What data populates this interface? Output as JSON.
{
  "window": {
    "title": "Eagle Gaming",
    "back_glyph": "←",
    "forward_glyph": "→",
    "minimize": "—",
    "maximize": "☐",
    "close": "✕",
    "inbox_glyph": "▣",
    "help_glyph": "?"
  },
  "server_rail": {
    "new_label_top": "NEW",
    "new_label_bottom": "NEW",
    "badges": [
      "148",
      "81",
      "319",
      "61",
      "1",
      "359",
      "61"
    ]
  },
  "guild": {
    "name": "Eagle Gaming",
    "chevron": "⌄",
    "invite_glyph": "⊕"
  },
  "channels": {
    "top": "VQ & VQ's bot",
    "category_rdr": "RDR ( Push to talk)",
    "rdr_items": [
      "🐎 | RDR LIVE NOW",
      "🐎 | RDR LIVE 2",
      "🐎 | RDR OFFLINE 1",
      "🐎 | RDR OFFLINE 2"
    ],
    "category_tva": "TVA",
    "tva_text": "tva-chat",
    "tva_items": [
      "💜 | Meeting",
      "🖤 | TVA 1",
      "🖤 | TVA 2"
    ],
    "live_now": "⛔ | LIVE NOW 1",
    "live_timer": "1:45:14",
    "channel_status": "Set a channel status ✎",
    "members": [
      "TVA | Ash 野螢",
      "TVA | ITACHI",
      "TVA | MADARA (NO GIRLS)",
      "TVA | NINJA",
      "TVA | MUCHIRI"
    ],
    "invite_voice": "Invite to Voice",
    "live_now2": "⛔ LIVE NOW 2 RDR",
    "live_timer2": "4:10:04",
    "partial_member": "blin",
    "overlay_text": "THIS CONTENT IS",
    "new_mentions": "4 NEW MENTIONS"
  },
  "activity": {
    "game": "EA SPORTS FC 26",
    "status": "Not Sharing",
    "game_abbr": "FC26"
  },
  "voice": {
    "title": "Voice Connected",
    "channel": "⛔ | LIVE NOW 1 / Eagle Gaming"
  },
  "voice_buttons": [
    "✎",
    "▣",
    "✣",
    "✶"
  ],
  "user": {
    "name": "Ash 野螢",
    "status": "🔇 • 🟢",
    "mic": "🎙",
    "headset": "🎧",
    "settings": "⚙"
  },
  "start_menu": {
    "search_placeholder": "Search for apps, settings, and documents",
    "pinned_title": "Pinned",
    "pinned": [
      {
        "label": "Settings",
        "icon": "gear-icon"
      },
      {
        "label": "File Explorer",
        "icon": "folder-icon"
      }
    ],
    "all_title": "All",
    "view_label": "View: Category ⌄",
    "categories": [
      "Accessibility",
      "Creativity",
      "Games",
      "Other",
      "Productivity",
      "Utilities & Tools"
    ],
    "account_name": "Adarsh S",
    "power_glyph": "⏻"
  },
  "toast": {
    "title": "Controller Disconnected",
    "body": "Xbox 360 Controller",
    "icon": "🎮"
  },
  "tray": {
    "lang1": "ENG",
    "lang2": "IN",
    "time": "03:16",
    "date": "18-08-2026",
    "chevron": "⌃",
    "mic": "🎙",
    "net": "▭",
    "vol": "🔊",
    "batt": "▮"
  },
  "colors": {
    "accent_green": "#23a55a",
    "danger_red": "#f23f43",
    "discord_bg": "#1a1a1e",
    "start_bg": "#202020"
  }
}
=====
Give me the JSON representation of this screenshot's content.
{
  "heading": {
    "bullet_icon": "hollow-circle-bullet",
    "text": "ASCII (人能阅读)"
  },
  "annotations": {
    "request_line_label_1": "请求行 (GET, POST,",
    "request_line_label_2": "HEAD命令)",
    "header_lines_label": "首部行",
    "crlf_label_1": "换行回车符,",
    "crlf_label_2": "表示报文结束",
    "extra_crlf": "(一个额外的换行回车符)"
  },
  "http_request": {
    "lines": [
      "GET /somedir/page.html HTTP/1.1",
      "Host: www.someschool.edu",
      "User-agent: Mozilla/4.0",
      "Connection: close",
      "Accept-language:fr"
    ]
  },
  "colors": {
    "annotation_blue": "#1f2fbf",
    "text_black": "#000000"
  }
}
=====
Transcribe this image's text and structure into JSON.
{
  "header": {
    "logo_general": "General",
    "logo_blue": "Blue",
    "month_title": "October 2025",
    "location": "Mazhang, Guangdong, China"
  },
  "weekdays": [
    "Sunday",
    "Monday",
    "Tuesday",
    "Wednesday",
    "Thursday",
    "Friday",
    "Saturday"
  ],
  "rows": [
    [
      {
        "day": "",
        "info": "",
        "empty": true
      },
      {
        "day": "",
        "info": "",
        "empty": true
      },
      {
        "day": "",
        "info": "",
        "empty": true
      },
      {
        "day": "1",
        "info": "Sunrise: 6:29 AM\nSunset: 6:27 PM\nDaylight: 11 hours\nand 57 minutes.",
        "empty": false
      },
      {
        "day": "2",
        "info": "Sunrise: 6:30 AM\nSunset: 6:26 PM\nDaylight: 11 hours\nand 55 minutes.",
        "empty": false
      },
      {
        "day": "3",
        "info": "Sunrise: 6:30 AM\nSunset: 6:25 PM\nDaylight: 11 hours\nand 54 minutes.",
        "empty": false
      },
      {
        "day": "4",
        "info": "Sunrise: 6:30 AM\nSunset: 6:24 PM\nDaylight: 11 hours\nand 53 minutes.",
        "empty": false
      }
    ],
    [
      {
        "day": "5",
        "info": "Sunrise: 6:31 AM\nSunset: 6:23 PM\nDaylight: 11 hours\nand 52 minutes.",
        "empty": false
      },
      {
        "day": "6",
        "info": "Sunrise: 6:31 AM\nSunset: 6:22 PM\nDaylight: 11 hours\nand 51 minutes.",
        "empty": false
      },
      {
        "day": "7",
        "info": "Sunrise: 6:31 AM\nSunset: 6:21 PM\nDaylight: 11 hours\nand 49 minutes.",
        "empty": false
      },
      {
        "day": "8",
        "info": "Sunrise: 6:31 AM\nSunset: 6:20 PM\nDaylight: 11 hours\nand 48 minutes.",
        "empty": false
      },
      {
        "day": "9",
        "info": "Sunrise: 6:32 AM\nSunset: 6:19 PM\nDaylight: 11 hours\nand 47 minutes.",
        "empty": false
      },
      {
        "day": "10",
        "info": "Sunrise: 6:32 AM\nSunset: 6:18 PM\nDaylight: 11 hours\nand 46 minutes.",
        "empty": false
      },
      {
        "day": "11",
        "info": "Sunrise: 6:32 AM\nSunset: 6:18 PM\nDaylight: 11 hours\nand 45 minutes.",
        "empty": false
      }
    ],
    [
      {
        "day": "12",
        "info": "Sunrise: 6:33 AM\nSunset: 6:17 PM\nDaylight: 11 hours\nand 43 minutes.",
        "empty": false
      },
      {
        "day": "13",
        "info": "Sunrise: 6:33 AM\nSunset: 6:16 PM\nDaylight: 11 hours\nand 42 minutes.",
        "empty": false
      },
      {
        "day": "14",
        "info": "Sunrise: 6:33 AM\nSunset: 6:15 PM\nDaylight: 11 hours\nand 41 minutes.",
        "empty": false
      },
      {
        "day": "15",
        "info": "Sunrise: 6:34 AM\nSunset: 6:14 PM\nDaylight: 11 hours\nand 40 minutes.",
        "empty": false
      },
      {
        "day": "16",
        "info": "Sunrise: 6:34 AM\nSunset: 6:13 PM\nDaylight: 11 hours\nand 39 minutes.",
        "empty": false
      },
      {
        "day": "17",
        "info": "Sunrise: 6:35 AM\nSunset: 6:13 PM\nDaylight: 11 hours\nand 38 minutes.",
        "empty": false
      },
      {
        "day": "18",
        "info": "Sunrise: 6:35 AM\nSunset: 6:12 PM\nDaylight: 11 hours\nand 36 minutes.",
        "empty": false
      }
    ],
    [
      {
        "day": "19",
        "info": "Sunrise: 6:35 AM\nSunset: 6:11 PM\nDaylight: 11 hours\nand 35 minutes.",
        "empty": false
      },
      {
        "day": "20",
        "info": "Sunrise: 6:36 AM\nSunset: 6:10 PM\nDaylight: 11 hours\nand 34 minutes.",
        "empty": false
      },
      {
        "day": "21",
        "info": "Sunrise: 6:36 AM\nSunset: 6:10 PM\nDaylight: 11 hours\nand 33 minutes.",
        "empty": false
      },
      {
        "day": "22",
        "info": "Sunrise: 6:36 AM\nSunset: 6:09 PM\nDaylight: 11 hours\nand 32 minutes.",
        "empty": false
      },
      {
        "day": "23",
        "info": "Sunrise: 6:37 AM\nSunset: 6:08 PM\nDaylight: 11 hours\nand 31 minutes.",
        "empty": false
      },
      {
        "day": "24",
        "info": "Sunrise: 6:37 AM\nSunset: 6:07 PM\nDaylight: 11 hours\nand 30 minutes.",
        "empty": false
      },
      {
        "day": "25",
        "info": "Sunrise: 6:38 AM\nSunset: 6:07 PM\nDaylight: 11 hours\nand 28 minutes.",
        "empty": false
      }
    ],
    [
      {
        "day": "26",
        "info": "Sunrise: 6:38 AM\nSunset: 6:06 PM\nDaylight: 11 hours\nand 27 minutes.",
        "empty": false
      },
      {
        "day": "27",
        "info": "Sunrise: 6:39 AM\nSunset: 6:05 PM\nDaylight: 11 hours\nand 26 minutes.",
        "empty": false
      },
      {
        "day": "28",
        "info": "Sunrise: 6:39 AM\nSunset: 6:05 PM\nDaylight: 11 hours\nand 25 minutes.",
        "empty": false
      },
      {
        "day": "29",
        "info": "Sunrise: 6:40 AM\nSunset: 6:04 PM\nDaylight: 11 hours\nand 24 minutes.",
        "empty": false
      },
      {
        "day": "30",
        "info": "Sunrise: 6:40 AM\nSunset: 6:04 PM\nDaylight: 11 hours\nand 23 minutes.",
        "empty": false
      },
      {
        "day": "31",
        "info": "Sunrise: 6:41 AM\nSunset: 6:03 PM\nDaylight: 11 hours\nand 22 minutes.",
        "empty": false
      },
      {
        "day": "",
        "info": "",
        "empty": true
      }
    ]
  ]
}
=====
*Exercise goal*
Pull every line containing "Eagle" out of the records.

*Expected answer*
    "title": "Eagle Gaming",
    "name": "Eagle Gaming",
    "channel": "⛔ | LIVE NOW 1 / Eagle Gaming"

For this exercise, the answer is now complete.